The problem >>
Draw out every line with the word "矿井地质灾害事故应急救援预案" from the listing below.

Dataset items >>
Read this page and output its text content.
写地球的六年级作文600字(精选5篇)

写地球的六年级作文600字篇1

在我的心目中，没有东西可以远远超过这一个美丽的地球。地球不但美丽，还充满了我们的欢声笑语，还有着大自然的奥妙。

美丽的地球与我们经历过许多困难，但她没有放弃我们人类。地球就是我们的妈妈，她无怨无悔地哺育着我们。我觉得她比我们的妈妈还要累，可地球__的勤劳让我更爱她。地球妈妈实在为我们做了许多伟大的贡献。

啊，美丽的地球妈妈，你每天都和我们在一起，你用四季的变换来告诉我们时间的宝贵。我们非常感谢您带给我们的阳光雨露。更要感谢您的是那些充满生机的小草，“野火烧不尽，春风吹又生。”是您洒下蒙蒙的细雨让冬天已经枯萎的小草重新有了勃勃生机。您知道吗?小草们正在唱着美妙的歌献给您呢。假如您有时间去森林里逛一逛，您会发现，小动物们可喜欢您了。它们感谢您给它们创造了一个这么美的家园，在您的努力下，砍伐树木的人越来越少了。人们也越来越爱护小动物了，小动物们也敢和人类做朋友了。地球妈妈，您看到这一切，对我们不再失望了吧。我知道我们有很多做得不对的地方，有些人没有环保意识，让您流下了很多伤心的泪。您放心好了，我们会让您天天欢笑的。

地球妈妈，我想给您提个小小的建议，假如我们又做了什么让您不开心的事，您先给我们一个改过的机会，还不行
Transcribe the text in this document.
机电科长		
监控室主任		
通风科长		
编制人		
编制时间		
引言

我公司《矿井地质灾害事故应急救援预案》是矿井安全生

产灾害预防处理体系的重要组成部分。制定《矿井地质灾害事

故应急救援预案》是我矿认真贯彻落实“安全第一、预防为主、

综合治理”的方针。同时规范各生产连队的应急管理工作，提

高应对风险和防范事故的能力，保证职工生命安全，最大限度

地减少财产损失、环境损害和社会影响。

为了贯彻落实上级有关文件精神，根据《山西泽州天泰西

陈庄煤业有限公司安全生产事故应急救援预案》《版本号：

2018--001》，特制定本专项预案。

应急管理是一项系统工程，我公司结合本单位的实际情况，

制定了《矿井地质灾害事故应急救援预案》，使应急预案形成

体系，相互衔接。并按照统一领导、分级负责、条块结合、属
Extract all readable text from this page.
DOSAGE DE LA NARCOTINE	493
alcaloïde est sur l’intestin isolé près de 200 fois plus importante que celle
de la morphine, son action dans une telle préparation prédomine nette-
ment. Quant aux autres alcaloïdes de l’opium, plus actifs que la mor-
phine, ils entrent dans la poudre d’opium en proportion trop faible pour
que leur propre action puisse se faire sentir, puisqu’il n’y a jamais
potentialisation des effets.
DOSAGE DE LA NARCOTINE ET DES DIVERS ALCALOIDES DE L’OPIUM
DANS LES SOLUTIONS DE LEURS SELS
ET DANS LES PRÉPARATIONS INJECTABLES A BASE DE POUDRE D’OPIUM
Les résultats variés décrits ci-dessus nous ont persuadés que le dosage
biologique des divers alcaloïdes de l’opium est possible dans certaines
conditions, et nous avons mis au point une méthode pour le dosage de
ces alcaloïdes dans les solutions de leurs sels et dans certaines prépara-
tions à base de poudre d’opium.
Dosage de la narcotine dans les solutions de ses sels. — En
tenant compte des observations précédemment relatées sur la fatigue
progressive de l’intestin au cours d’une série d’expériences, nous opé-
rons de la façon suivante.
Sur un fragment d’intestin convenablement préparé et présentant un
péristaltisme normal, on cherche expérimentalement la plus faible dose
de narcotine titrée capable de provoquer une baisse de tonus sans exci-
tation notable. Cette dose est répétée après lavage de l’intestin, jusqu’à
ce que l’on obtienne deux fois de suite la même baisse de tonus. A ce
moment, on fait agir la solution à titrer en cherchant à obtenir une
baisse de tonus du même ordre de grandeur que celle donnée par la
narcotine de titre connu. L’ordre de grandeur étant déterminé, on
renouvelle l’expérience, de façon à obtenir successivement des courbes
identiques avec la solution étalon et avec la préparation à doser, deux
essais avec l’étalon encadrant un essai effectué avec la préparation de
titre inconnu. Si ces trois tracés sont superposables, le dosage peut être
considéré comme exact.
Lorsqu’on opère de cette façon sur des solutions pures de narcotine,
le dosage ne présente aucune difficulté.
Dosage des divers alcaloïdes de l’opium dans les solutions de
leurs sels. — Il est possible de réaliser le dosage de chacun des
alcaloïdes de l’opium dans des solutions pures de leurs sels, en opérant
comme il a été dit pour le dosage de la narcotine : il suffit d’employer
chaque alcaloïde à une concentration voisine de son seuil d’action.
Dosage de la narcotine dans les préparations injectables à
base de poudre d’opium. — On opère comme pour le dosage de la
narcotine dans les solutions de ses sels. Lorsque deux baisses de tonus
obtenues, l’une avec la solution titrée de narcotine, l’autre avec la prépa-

Response to the task >>
我公司《矿井地质灾害事故应急救援预案》是矿井安全生
制定了《矿井地质灾害事故应急救援预案》，使应急预案形成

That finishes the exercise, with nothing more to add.